Set task =
Copy each line that contains the string "content".

Extracted data entries
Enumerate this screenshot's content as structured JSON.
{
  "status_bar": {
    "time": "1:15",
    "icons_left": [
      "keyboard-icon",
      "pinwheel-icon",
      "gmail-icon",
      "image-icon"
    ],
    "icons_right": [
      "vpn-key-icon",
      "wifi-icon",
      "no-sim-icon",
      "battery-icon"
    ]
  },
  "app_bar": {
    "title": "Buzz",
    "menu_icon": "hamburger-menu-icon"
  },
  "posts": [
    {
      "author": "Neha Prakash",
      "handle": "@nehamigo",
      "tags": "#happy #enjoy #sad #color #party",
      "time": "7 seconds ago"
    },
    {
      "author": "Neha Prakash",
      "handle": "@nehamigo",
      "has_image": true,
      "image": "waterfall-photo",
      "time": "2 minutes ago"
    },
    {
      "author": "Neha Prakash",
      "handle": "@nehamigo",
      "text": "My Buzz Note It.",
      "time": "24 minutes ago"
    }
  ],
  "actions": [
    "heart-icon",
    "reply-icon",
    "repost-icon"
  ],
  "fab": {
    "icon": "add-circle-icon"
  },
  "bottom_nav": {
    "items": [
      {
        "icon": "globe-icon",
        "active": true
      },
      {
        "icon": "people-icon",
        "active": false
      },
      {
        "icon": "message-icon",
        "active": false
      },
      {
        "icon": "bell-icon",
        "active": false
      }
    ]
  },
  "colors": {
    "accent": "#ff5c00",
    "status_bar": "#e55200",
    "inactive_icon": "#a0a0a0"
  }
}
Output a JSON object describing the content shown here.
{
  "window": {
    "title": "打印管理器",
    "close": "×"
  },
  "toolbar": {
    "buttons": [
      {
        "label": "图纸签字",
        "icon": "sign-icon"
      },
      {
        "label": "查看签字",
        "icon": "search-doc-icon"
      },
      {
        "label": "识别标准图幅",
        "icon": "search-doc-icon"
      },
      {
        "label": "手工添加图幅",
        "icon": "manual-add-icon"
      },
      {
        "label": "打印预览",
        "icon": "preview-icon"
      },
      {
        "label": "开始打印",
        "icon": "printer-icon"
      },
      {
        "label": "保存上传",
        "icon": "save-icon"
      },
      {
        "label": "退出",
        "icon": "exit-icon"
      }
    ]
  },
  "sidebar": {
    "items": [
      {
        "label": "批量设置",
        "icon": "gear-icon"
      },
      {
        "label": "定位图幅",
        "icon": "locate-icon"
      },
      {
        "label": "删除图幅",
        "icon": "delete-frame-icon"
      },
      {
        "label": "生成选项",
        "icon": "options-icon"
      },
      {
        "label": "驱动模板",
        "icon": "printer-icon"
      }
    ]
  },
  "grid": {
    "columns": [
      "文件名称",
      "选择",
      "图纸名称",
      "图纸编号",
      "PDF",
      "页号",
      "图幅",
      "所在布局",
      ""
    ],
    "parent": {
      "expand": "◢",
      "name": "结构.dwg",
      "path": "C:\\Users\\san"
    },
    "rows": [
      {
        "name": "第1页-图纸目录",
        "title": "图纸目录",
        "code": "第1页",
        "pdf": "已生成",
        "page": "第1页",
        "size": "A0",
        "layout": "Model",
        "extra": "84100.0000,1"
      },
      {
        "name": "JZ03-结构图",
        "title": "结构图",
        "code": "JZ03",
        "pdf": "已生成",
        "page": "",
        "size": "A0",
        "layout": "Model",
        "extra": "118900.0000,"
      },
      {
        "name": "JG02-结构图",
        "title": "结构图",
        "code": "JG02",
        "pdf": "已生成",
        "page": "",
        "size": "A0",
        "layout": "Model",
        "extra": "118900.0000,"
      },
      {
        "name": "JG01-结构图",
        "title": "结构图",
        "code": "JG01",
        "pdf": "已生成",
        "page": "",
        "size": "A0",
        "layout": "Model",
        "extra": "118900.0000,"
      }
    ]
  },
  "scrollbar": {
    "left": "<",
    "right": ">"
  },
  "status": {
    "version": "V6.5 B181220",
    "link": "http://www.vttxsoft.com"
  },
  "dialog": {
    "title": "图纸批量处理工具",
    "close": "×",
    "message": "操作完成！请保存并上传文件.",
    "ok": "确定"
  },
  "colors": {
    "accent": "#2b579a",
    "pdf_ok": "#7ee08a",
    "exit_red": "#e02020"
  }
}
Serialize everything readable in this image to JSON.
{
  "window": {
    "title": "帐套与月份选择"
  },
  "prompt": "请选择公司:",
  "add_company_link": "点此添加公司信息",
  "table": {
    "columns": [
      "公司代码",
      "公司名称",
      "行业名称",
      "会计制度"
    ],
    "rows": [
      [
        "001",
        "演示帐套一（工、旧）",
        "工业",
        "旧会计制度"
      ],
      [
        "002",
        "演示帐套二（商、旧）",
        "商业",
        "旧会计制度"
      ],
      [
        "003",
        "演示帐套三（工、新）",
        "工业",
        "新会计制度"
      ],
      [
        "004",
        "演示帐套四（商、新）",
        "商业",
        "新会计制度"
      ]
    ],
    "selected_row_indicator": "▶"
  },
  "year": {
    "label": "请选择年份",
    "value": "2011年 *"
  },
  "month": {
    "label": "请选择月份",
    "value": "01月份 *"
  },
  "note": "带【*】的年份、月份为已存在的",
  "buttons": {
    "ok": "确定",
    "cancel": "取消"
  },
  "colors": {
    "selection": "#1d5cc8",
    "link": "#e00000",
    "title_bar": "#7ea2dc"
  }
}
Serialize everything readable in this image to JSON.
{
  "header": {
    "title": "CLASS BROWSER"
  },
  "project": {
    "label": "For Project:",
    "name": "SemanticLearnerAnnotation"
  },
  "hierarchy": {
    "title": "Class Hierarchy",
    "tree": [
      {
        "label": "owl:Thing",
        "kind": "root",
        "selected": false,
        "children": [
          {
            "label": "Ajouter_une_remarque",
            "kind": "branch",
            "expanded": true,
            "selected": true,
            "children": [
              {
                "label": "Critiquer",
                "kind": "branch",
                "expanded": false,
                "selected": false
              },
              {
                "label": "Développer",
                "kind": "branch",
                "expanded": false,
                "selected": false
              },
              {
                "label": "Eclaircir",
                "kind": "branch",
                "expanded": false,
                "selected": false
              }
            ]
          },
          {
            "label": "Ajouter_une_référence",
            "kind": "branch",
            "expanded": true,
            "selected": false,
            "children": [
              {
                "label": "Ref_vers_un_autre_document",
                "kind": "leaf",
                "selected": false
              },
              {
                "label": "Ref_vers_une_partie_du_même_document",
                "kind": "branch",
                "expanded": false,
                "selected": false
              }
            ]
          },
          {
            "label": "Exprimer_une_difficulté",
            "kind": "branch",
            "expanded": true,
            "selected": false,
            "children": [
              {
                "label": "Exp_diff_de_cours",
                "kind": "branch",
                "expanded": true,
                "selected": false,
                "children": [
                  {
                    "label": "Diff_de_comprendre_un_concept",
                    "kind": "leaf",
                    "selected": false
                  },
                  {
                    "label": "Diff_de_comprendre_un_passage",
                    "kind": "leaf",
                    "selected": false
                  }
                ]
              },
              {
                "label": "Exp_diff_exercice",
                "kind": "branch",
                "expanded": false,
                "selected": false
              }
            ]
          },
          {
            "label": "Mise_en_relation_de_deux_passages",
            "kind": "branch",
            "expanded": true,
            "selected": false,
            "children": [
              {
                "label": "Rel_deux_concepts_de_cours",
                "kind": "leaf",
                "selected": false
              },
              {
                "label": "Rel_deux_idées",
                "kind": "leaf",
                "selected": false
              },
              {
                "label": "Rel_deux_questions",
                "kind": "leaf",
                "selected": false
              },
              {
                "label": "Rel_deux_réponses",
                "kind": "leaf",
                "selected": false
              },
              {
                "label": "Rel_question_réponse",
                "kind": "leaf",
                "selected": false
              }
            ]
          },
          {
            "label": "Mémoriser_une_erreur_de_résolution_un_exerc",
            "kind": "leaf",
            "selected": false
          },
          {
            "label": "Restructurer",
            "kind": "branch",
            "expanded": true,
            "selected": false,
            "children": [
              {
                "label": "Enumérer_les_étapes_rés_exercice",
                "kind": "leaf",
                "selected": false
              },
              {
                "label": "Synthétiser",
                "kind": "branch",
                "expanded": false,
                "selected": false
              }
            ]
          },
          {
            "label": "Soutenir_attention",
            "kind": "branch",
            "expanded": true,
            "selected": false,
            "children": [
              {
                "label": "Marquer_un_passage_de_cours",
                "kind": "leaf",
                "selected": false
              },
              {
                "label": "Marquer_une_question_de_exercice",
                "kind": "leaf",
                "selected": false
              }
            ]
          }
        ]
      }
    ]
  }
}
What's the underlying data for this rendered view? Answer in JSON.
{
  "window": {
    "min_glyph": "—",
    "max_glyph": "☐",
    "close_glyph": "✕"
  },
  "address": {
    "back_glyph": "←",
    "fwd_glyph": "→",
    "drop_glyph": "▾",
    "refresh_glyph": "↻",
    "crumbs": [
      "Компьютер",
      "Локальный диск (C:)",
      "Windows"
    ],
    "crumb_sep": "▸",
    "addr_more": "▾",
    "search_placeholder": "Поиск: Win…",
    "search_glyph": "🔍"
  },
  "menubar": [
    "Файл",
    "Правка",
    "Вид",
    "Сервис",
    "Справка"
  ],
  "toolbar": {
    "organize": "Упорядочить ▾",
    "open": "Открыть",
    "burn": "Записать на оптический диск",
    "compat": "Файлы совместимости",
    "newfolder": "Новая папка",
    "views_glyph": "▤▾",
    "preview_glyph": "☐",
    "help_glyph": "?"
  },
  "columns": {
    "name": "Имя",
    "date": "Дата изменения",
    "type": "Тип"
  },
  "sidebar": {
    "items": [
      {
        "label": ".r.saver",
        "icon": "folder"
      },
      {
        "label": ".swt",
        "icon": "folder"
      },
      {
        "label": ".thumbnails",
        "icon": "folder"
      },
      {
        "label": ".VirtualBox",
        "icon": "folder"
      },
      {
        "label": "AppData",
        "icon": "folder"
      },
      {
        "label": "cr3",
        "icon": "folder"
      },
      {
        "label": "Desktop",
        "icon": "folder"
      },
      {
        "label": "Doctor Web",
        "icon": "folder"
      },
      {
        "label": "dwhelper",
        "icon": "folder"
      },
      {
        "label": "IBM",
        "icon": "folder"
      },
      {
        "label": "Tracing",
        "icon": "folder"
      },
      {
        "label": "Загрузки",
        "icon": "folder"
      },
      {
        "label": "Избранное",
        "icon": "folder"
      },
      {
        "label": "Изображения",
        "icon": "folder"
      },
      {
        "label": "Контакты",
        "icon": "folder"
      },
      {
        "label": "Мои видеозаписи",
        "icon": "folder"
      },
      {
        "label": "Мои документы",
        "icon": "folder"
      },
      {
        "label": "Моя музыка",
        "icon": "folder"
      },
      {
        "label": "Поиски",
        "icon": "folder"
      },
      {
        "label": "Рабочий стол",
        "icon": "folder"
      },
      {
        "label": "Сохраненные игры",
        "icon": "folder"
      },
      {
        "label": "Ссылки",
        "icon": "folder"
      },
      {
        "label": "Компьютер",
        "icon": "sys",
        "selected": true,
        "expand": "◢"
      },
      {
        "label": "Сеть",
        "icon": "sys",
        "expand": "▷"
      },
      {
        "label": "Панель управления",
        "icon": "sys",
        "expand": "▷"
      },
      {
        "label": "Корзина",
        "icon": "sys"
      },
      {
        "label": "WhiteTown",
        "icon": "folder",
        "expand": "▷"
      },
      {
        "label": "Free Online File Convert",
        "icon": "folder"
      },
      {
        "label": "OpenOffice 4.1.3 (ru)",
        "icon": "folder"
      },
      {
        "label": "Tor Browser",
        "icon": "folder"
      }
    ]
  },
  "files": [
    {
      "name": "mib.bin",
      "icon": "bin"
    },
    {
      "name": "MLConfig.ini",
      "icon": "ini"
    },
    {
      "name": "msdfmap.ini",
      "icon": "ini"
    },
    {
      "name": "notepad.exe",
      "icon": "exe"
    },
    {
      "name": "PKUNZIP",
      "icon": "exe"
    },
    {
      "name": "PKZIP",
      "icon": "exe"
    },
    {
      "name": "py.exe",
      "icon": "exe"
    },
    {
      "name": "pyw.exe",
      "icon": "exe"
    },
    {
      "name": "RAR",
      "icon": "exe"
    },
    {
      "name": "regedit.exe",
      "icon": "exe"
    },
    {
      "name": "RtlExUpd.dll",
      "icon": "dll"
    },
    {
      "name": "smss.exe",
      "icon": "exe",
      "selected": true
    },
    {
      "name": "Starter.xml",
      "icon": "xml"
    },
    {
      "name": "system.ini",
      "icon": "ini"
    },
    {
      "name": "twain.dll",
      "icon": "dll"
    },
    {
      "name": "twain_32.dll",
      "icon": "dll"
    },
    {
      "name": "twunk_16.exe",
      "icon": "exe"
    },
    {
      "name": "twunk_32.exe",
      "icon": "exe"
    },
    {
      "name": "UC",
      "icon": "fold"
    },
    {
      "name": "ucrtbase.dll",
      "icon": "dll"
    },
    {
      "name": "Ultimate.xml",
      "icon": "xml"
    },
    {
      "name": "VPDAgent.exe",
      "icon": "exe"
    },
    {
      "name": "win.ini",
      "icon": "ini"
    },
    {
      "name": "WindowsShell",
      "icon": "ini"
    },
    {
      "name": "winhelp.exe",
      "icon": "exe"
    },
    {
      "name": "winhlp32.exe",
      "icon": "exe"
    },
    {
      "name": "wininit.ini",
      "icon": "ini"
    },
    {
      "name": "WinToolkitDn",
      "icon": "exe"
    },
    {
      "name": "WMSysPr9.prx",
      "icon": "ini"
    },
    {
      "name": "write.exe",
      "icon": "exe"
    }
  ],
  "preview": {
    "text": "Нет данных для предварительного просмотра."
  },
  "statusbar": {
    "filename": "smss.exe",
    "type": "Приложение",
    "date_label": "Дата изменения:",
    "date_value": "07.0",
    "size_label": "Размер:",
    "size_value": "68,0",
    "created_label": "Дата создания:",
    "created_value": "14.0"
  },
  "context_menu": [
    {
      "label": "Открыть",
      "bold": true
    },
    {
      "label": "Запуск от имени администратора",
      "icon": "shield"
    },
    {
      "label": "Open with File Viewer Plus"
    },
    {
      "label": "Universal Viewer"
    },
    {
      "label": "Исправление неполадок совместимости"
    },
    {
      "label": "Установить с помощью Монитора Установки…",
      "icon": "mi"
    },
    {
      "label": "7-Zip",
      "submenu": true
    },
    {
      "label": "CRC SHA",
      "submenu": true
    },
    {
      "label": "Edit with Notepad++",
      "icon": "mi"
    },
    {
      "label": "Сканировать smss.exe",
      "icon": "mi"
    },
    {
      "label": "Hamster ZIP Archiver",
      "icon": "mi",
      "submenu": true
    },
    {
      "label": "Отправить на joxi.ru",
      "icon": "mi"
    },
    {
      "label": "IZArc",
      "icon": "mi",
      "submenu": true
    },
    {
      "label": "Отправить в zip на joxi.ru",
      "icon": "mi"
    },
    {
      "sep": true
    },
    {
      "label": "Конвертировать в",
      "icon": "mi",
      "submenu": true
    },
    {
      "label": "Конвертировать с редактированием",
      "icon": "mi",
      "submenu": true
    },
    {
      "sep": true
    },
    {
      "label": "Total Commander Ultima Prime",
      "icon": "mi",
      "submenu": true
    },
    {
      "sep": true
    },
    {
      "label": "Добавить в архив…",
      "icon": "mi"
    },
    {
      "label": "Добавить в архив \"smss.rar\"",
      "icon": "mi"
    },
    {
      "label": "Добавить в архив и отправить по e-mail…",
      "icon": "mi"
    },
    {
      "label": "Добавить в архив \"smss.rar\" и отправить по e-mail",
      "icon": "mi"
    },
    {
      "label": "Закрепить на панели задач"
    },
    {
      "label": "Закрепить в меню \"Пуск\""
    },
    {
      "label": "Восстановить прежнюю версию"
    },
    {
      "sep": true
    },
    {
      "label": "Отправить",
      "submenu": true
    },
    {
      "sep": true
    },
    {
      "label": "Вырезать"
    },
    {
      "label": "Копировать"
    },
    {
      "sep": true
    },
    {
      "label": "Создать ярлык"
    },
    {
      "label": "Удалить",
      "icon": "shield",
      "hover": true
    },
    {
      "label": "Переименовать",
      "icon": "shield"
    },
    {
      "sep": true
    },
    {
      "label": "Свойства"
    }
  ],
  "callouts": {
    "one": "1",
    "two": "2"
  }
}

Solution for this task =
Enumerate this screenshot's content as structured JSON.
Output a JSON object describing the content shown here.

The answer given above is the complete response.